- [To be done]: Your task is to copy every record exactly.

(Records from a dataset)
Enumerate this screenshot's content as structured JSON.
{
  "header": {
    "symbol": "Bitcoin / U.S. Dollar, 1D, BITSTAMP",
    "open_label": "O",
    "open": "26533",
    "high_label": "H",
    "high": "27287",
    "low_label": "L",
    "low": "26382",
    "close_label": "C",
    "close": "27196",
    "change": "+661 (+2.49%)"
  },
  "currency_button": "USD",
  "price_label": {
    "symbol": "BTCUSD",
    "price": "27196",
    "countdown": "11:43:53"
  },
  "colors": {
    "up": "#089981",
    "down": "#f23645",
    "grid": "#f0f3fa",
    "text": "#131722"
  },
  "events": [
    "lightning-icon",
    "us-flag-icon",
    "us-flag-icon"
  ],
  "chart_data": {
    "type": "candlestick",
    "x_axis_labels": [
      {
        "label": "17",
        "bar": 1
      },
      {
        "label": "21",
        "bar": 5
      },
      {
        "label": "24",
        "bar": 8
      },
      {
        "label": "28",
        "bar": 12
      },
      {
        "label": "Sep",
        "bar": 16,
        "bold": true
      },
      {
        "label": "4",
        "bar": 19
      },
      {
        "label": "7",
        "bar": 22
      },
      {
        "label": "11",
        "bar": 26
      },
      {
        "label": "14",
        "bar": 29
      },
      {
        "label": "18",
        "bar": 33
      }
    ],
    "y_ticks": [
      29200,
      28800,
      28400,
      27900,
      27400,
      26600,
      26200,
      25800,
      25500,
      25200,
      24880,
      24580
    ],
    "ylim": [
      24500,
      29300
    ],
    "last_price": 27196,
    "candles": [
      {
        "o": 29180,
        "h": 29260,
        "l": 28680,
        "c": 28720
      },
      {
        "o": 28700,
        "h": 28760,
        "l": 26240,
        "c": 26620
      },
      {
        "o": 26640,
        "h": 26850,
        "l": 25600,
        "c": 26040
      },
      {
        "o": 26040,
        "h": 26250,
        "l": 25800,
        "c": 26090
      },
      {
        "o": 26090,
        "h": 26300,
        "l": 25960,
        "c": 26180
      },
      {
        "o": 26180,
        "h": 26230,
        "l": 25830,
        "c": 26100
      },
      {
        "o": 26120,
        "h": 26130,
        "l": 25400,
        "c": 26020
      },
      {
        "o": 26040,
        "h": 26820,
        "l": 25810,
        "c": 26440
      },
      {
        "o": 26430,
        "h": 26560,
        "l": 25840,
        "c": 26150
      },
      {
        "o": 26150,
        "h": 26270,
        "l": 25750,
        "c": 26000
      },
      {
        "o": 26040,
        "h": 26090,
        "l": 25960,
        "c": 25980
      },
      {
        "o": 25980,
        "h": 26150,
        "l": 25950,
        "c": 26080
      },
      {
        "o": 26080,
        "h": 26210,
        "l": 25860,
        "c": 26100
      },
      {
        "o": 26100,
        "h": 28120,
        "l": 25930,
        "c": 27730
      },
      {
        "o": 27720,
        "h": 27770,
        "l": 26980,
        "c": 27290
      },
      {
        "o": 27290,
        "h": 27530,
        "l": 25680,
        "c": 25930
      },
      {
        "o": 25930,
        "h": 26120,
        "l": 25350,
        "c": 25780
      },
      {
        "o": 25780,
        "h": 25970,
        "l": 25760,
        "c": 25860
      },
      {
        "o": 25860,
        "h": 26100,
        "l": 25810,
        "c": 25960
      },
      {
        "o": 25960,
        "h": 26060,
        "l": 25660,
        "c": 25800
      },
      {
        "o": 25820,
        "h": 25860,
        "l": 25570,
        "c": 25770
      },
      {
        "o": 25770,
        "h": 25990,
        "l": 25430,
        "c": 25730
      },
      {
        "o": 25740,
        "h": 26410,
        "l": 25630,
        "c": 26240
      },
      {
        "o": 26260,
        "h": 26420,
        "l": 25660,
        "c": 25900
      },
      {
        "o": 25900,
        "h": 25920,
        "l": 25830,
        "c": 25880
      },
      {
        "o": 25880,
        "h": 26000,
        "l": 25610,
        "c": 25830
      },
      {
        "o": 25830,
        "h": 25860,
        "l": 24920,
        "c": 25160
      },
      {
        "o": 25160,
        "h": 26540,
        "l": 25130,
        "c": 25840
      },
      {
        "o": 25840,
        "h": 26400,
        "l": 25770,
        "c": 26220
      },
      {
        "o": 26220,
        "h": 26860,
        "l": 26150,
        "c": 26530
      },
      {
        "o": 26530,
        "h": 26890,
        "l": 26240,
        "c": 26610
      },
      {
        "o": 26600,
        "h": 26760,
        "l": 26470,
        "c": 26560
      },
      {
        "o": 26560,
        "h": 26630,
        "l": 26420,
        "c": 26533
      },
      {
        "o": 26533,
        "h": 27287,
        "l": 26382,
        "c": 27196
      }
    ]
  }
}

- [Output for this task]:
Enumerate this screenshot's content as structured JSON.
{
  "header": {
    "symbol": "Bitcoin / U.S. Dollar, 1D, BITSTAMP",
    "open_label": "O",
    "open": "26533",
    "high_label": "H",
    "high": "27287",
    "low_label": "L",
    "low": "26382",
    "close_label": "C",
    "close": "27196",
    "change": "+661 (+2.49%)"
  },
  "currency_button": "USD",
  "price_label": {
    "symbol": "BTCUSD",
    "price": "27196",
    "countdown": "11:43:53"
  },
  "colors": {
    "up": "#089981",
    "down": "#f23645",
    "grid": "#f0f3fa",
    "text": "#131722"
  },
  "events": [
    "lightning-icon",
    "us-flag-icon",
    "us-flag-icon"
  ],
  "chart_data": {
    "type": "candlestick",
    "x_axis_labels": [
      {
        "label": "17",
        "bar": 1
      },
      {
        "label": "21",
        "bar": 5
      },
      {
        "label": "24",
        "bar": 8
      },
      {
        "label": "28",
        "bar": 12
      },
      {
        "label": "Sep",
        "bar": 16,
        "bold": true
      },
      {
        "label": "4",
        "bar": 19
      },
      {
        "label": "7",
        "bar": 22
      },
      {
        "label": "11",
        "bar": 26
      },
      {
        "label": "14",
        "bar": 29
      },
      {
        "label": "18",
        "bar": 33
      }
    ],
    "y_ticks": [
      29200,
      28800,
      28400,
      27900,
      27400,
      26600,
      26200,
      25800,
      25500,
      25200,
      24880,
      24580
    ],
    "ylim": [
      24500,
      29300
    ],
    "last_price": 27196,
    "candles": [
      {
        "o": 29180,
        "h": 29260,
        "l": 28680,
        "c": 28720
      },
      {
        "o": 28700,
        "h": 28760,
        "l": 26240,
        "c": 26620
      },
      {
        "o": 26640,
        "h": 26850,
        "l": 25600,
        "c": 26040
      },
      {
        "o": 26040,
        "h": 26250,
        "l": 25800,
        "c": 26090
      },
      {
        "o": 26090,
        "h": 26300,
        "l": 25960,
        "c": 26180
      },
      {
        "o": 26180,
        "h": 26230,
        "l": 25830,
        "c": 26100
      },
      {
        "o": 26120,
        "h": 26130,
        "l": 25400,
        "c": 26020
      },
      {
        "o": 26040,
        "h": 26820,
        "l": 25810,
        "c": 26440
      },
      {
        "o": 26430,
        "h": 26560,
        "l": 25840,
        "c": 26150
      },
      {
        "o": 26150,
        "h": 26270,
        "l": 25750,
        "c": 26000
      },
      {
        "o": 26040,
        "h": 26090,
        "l": 25960,
        "c": 25980
      },
      {
        "o": 25980,
        "h": 26150,
        "l": 25950,
        "c": 26080
      },
      {
        "o": 26080,
        "h": 26210,
        "l": 25860,
        "c": 26100
      },
      {
        "o": 26100,
        "h": 28120,
        "l": 25930,
        "c": 27730
      },
      {
        "o": 27720,
        "h": 27770,
        "l": 26980,
        "c": 27290
      },
      {
        "o": 27290,
        "h": 27530,
        "l": 25680,
        "c": 25930
      },
      {
        "o": 25930,
        "h": 26120,
        "l": 25350,
        "c": 25780
      },
      {
        "o": 25780,
        "h": 25970,
        "l": 25760,
        "c": 25860
      },
      {
        "o": 25860,
        "h": 26100,
        "l": 25810,
        "c": 25960
      },
      {
        "o": 25960,
        "h": 26060,
        "l": 25660,
        "c": 25800
      },
      {
        "o": 25820,
        "h": 25860,
        "l": 25570,
        "c": 25770
      },
      {
        "o": 25770,
        "h": 25990,
        "l": 25430,
        "c": 25730
      },
      {
        "o": 25740,
        "h": 26410,
        "l": 25630,
        "c": 26240
      },
      {
        "o": 26260,
        "h": 26420,
        "l": 25660,
        "c": 25900
      },
      {
        "o": 25900,
        "h": 25920,
        "l": 25830,
        "c": 25880
      },
      {
        "o": 25880,
        "h": 26000,
        "l": 25610,
        "c": 25830
      },
      {
        "o": 25830,
        "h": 25860,
        "l": 24920,
        "c": 25160
      },
      {
        "o": 25160,
        "h": 26540,
        "l": 25130,
        "c": 25840
      },
      {
        "o": 25840,
        "h": 26400,
        "l": 25770,
        "c": 26220
      },
      {
        "o": 26220,
        "h": 26860,
        "l": 26150,
        "c": 26530
      },
      {
        "o": 26530,
        "h": 26890,
        "l": 26240,
        "c": 26610
      },
      {
        "o": 26600,
        "h": 26760,
        "l": 26470,
        "c": 26560
      },
      {
        "o": 26560,
        "h": 26630,
        "l": 26420,
        "c": 26533
      },
      {
        "o": 26533,
        "h": 27287,
        "l": 26382,
        "c": 27196
      }
    ]
  }
}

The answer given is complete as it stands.